# Yazılı Talimat A
Aşağıdaki ifadelerin verilen metinle uyuşup uyuşmadığını belirtiniz. Her biri için "evet" veya "hayır" deyip metnin belirleyici sözcüklerini aynen alıntılayınız: (i) Metinde 31 October 2019 tarihi yer almaktadır. (ii) Metne göre ayrımcılık rüzgârı hafif biçimde esmektedir. (iii) Metne göre ayrımcılıkla önce mücadele edilmeli, ardından onun farkına varılmalıdır.

# Verilen Metin
= = = = = = =

Ayrımcılık, önce farkına varılması, sonra da mücadele edilmesi gereken çok zararlı bir toplumsal hastalık.

Nurdan Şahin 31 October 2019
AYRIMCIYIZ, AYRIMCISINIZ, AYRIMCILAR

 

Çok üst üste geldi bu sefer… Tam da “milli birlik ve beraberliğe en çok muhtaç olduğumuz” günlerde olduğundan mıdır nedir- kendimi bildim bileli ihtiyaç duyduğumuz söylenir bu birliğe- tahammül fersah bir ayrımcılık rüzgârı esiyor ülkenin üzerinde, hem de en sertinden.

= = = = = = =

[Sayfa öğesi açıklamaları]
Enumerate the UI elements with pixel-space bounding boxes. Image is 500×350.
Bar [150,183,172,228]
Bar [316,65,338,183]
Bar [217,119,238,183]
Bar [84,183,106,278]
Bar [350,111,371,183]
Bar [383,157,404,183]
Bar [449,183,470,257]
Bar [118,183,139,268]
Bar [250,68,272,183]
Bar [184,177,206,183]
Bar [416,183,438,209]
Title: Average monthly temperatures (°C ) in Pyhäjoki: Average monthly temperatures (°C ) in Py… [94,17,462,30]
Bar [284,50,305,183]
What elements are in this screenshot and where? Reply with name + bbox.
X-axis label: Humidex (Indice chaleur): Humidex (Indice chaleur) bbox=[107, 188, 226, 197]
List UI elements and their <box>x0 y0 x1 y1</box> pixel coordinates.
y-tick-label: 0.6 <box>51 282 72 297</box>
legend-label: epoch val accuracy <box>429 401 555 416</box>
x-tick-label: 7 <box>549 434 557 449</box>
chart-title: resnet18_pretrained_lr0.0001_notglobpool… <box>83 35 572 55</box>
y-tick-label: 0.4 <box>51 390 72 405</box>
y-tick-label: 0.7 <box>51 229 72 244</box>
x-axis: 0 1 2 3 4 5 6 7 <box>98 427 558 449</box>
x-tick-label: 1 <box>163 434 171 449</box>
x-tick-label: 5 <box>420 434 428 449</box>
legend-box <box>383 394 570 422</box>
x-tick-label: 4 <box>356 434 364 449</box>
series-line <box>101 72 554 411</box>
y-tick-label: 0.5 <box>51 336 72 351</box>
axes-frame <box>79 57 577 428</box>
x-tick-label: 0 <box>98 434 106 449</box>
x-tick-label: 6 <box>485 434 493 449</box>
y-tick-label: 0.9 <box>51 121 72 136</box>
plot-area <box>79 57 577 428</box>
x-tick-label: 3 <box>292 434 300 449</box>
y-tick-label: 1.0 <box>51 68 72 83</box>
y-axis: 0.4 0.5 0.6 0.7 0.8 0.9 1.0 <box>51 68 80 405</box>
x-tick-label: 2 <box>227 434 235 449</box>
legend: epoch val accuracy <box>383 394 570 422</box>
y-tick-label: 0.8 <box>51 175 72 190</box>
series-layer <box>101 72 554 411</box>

= = = = = = =

# Yazılı Talimat B
Listenin başından "x-tick-label: 7 <box>549 434 557 449</box>" ifadesini içeren satıra kadar, bu satır da dahil olmak üzere, listedeki satırları aynen yeniden yazınız.

# Yanıt A
(i) Evet: "Nurdan Şahin 31 October 2019".
(ii) Hayır: "hem de en sertinden".
(iii) Hayır: "önce farkına varılması, sonra da mücadele edilmesi gereken".

# Yanıt B
Enumerate the UI elements with pixel-space bounding boxes. Image is 500×350.
Bar [150,183,172,228]
Bar [316,65,338,183]
Bar [217,119,238,183]
Bar [84,183,106,278]
Bar [350,111,371,183]
Bar [383,157,404,183]
Bar [449,183,470,257]
Bar [118,183,139,268]
Bar [250,68,272,183]
Bar [184,177,206,183]
Bar [416,183,438,209]
Title: Average monthly temperatures (°C ) in Pyhäjoki: Average monthly temperatures (°C ) in Py… [94,17,462,30]
Bar [284,50,305,183]
What elements are in this screenshot and where? Reply with name + bbox.
X-axis label: Humidex (Indice chaleur): Humidex (Indice chaleur) bbox=[107, 188, 226, 197]
List UI elements and their <box>x0 y0 x1 y1</box> pixel coordinates.
y-tick-label: 0.6 <box>51 282 72 297</box>
legend-label: epoch val accuracy <box>429 401 555 416</box>
x-tick-label: 7 <box>549 434 557 449</box>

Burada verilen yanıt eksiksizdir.